## DIRECTION
Omit the pictures, then write out every entry exactly as it reads.

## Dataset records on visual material
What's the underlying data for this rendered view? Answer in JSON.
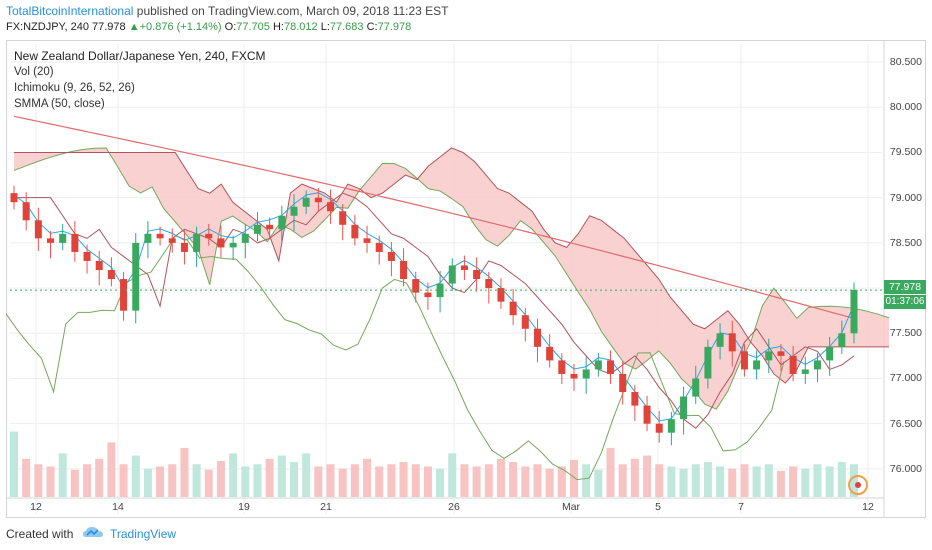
{
  "header": {
    "publisher": "TotalBitcoinInternational",
    "published_text": "published on TradingView.com, March 09, 2018 11:23 EST",
    "symbol": "FX:NZDJPY, 240",
    "last": "77.978",
    "change_arrow": "▲",
    "change": "+0.876 (+1.14%)",
    "ohlc": {
      "O": "77.705",
      "H": "78.012",
      "L": "77.683",
      "C": "77.978"
    }
  },
  "legend": {
    "title": "New Zealand Dollar/Japanese Yen, 240, FXCM",
    "vol": "Vol (20)",
    "ichimoku": "Ichimoku (9, 26, 52, 26)",
    "smma": "SMMA (50, close)"
  },
  "price_tag": "77.978",
  "time_tag": "01:37:06",
  "footer": {
    "created_with": "Created with",
    "brand": "TradingView",
    "logo_icon": "tradingview-cloud-icon"
  },
  "colors": {
    "up": "#26a69a",
    "down": "#ef5350",
    "cloud_red": "#f8c9c9",
    "cloud_green": "#c9ecd3",
    "smma": "#e26b6b",
    "tenkan": "#2aa7e8",
    "kijun": "#b0555a",
    "chikou": "#74a85b",
    "accent_blue": "#2a8fdc"
  },
  "chart_data": {
    "type": "candlestick",
    "y_ticks": [
      "80.500",
      "80.000",
      "79.500",
      "79.000",
      "78.500",
      "78.000",
      "77.500",
      "77.000",
      "76.500",
      "76.000"
    ],
    "ylim": [
      75.7,
      80.7
    ],
    "x_ticks": [
      "12",
      "14",
      "19",
      "21",
      "26",
      "Mar",
      "5",
      "7",
      "12"
    ],
    "close_series": [
      78.95,
      78.75,
      78.55,
      78.5,
      78.6,
      78.4,
      78.3,
      78.2,
      78.1,
      77.75,
      78.5,
      78.6,
      78.55,
      78.5,
      78.4,
      78.6,
      78.55,
      78.45,
      78.5,
      78.6,
      78.7,
      78.65,
      78.8,
      78.9,
      79.0,
      78.95,
      78.85,
      78.7,
      78.55,
      78.5,
      78.4,
      78.3,
      78.1,
      77.95,
      77.9,
      78.05,
      78.25,
      78.2,
      78.1,
      78.0,
      77.85,
      77.7,
      77.55,
      77.35,
      77.2,
      77.05,
      77.0,
      77.1,
      77.2,
      77.05,
      76.85,
      76.7,
      76.5,
      76.4,
      76.55,
      76.8,
      77.0,
      77.35,
      77.5,
      77.3,
      77.1,
      77.2,
      77.3,
      77.25,
      77.05,
      77.1,
      77.2,
      77.35,
      77.5,
      77.98
    ],
    "smma_start": 79.9,
    "smma_end": 77.65,
    "volume": [
      60,
      35,
      30,
      28,
      40,
      25,
      30,
      35,
      50,
      30,
      38,
      26,
      28,
      30,
      45,
      30,
      25,
      33,
      40,
      28,
      30,
      35,
      38,
      32,
      40,
      28,
      30,
      26,
      30,
      35,
      28,
      30,
      32,
      30,
      28,
      26,
      40,
      30,
      28,
      30,
      35,
      32,
      28,
      30,
      26,
      28,
      34,
      30,
      25,
      45,
      30,
      35,
      38,
      30,
      28,
      26,
      30,
      32,
      28,
      26,
      30,
      28,
      30,
      24,
      28,
      26,
      30,
      28,
      32,
      30
    ]
  }
}
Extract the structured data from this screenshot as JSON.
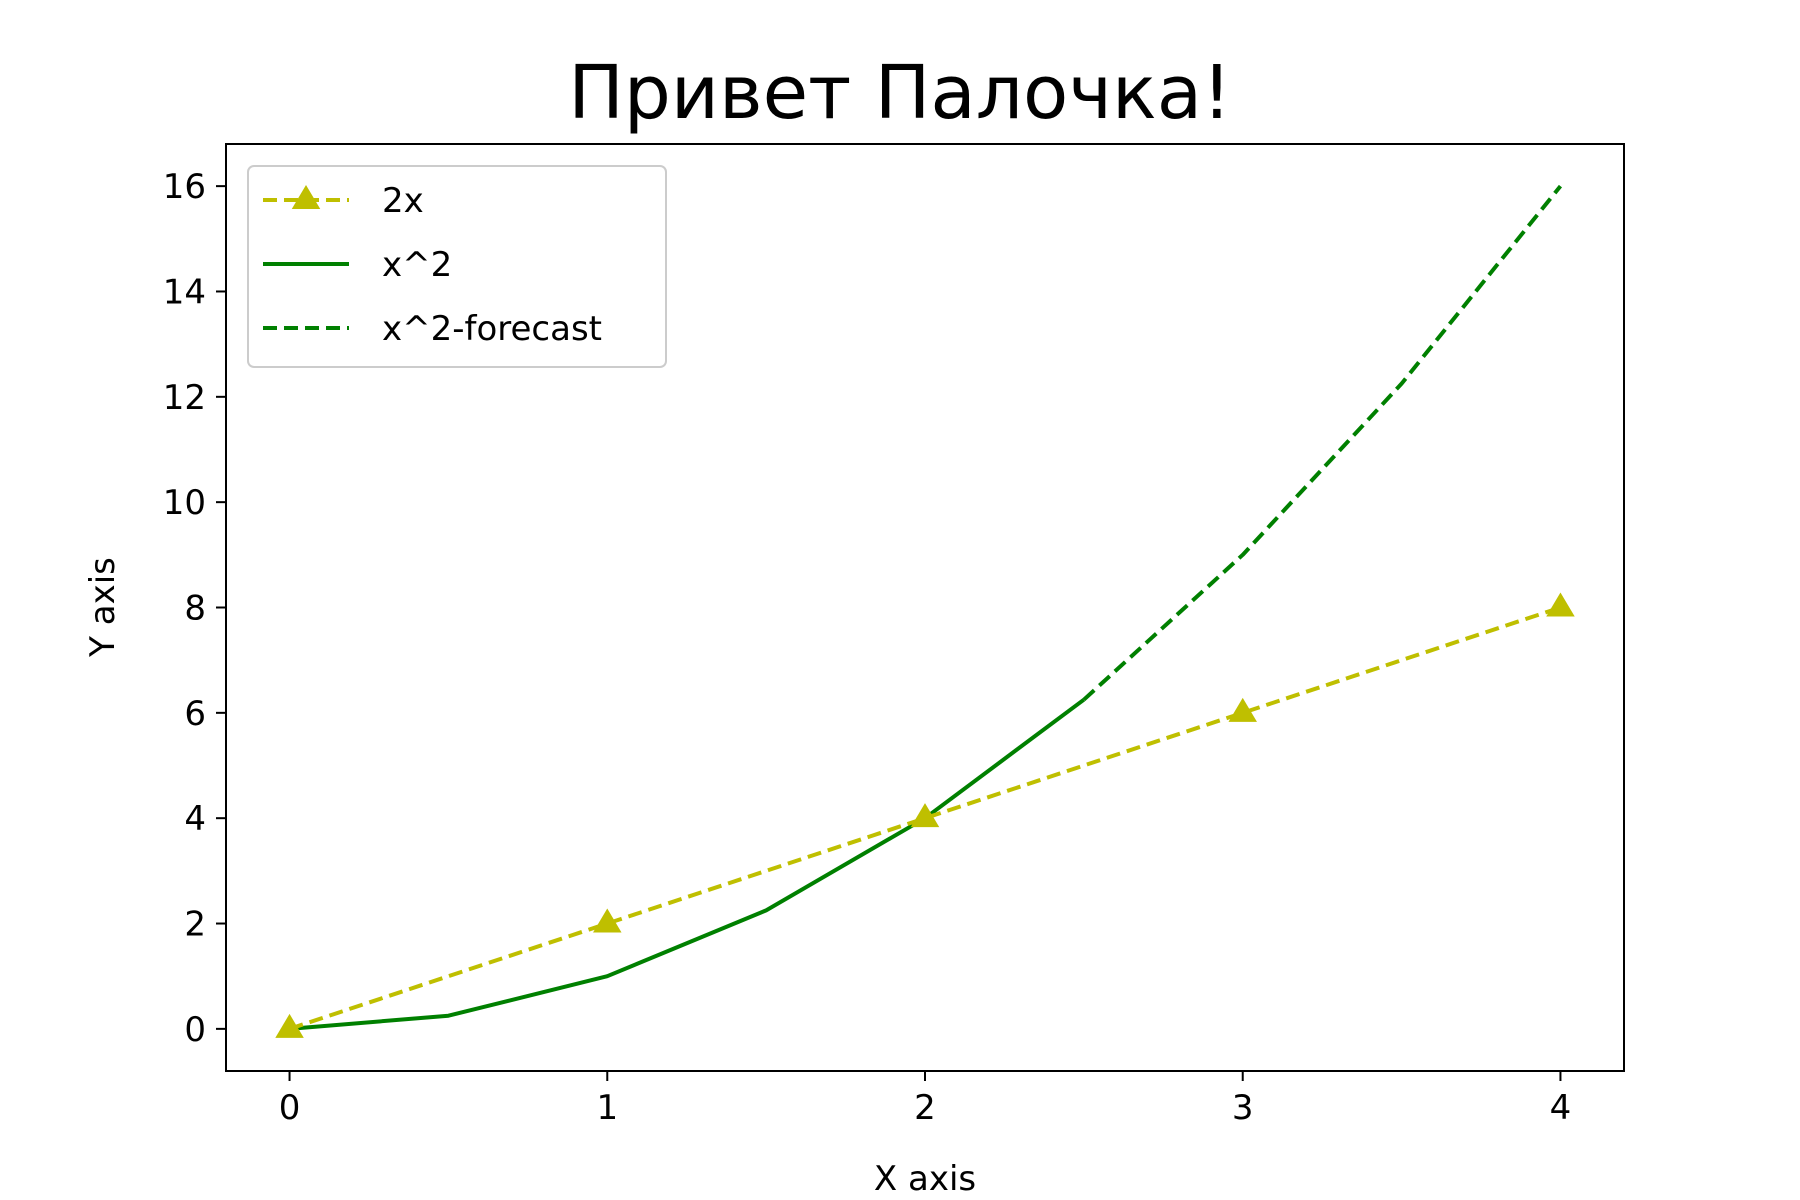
{
  "chart_data": {
    "type": "line",
    "title": "Привет Палочка!",
    "xlabel": "X axis",
    "ylabel": "Y axis",
    "xlim": [
      -0.2,
      4.2
    ],
    "ylim": [
      -0.8,
      16.8
    ],
    "xticks": [
      0,
      1,
      2,
      3,
      4
    ],
    "yticks": [
      0,
      2,
      4,
      6,
      8,
      10,
      12,
      14,
      16
    ],
    "grid": false,
    "legend_position": "top-left",
    "series": [
      {
        "name": "2x",
        "color": "#bfbf00",
        "style": "dashed",
        "marker": "triangle",
        "x": [
          0,
          1,
          2,
          3,
          4
        ],
        "y": [
          0,
          2,
          4,
          6,
          8
        ]
      },
      {
        "name": "x^2",
        "color": "#008000",
        "style": "solid",
        "marker": "none",
        "x": [
          0,
          0.5,
          1,
          1.5,
          2,
          2.5
        ],
        "y": [
          0,
          0.25,
          1,
          2.25,
          4,
          6.25
        ]
      },
      {
        "name": "x^2-forecast",
        "color": "#008000",
        "style": "dashed",
        "marker": "none",
        "x": [
          2.5,
          3,
          3.5,
          4
        ],
        "y": [
          6.25,
          9,
          12.25,
          16
        ]
      }
    ]
  }
}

## SOLUTION FOR THIS PROBLEM
What's the underlying data for this rendered view? Answer in JSON.
{
  "header": {
    "publisher": "TotalBitcoinInternational",
    "published_text": "published on TradingView.com, March 09, 2018 11:23 EST",
    "symbol": "FX:NZDJPY, 240",
    "last": "77.978",
    "change_arrow": "▲",
    "change": "+0.876 (+1.14%)",
    "ohlc": {
      "O": "77.705",
      "H": "78.012",
      "L": "77.683",
      "C": "77.978"
    }
  },
  "legend": {
    "title": "New Zealand Dollar/Japanese Yen, 240, FXCM",
    "vol": "Vol (20)",
    "ichimoku": "Ichimoku (9, 26, 52, 26)",
    "smma": "SMMA (50, close)"
  },
  "price_tag": "77.978",
  "time_tag": "01:37:06",
  "footer": {
    "created_with": "Created with",
    "brand": "TradingView",
    "logo_icon": "tradingview-cloud-icon"
  },
  "colors": {
    "up": "#26a69a",
    "down": "#ef5350",
    "cloud_red": "#f8c9c9",
    "cloud_green": "#c9ecd3",
    "smma": "#e26b6b",
    "tenkan": "#2aa7e8",
    "kijun": "#b0555a",
    "chikou": "#74a85b",
    "accent_blue": "#2a8fdc"
  },
  "chart_data": {
    "type": "candlestick",
    "y_ticks": [
      "80.500",
      "80.000",
      "79.500",
      "79.000",
      "78.500",
      "78.000",
      "77.500",
      "77.000",
      "76.500",
      "76.000"
    ],
    "ylim": [
      75.7,
      80.7
    ],
    "x_ticks": [
      "12",
      "14",
      "19",
      "21",
      "26",
      "Mar",
      "5",
      "7",
      "12"
    ],
    "close_series": [
      78.95,
      78.75,
      78.55,
      78.5,
      78.6,
      78.4,
      78.3,
      78.2,
      78.1,
      77.75,
      78.5,
      78.6,
      78.55,
      78.5,
      78.4,
      78.6,
      78.55,
      78.45,
      78.5,
      78.6,
      78.7,
      78.65,
      78.8,
      78.9,
      79.0,
      78.95,
      78.85,
      78.7,
      78.55,
      78.5,
      78.4,
      78.3,
      78.1,
      77.95,
      77.9,
      78.05,
      78.25,
      78.2,
      78.1,
      78.0,
      77.85,
      77.7,
      77.55,
      77.35,
      77.2,
      77.05,
      77.0,
      77.1,
      77.2,
      77.05,
      76.85,
      76.7,
      76.5,
      76.4,
      76.55,
      76.8,
      77.0,
      77.35,
      77.5,
      77.3,
      77.1,
      77.2,
      77.3,
      77.25,
      77.05,
      77.1,
      77.2,
      77.35,
      77.5,
      77.98
    ],
    "smma_start": 79.9,
    "smma_end": 77.65,
    "volume": [
      60,
      35,
      30,
      28,
      40,
      25,
      30,
      35,
      50,
      30,
      38,
      26,
      28,
      30,
      45,
      30,
      25,
      33,
      40,
      28,
      30,
      35,
      38,
      32,
      40,
      28,
      30,
      26,
      30,
      35,
      28,
      30,
      32,
      30,
      28,
      26,
      40,
      30,
      28,
      30,
      35,
      32,
      28,
      30,
      26,
      28,
      34,
      30,
      25,
      45,
      30,
      35,
      38,
      30,
      28,
      26,
      30,
      32,
      28,
      26,
      30,
      28,
      30,
      24,
      28,
      26,
      30,
      28,
      32,
      30
    ]
  }
}
Extract the structured data from this screenshot as JSON.
{
  "chart_data": {
    "type": "line",
    "title": "Привет Палочка!",
    "xlabel": "X axis",
    "ylabel": "Y axis",
    "xlim": [
      -0.2,
      4.2
    ],
    "ylim": [
      -0.8,
      16.8
    ],
    "xticks": [
      0,
      1,
      2,
      3,
      4
    ],
    "yticks": [
      0,
      2,
      4,
      6,
      8,
      10,
      12,
      14,
      16
    ],
    "grid": false,
    "legend_position": "top-left",
    "series": [
      {
        "name": "2x",
        "color": "#bfbf00",
        "style": "dashed",
        "marker": "triangle",
        "x": [
          0,
          1,
          2,
          3,
          4
        ],
        "y": [
          0,
          2,
          4,
          6,
          8
        ]
      },
      {
        "name": "x^2",
        "color": "#008000",
        "style": "solid",
        "marker": "none",
        "x": [
          0,
          0.5,
          1,
          1.5,
          2,
          2.5
        ],
        "y": [
          0,
          0.25,
          1,
          2.25,
          4,
          6.25
        ]
      },
      {
        "name": "x^2-forecast",
        "color": "#008000",
        "style": "dashed",
        "marker": "none",
        "x": [
          2.5,
          3,
          3.5,
          4
        ],
        "y": [
          6.25,
          9,
          12.25,
          16
        ]
      }
    ]
  }
}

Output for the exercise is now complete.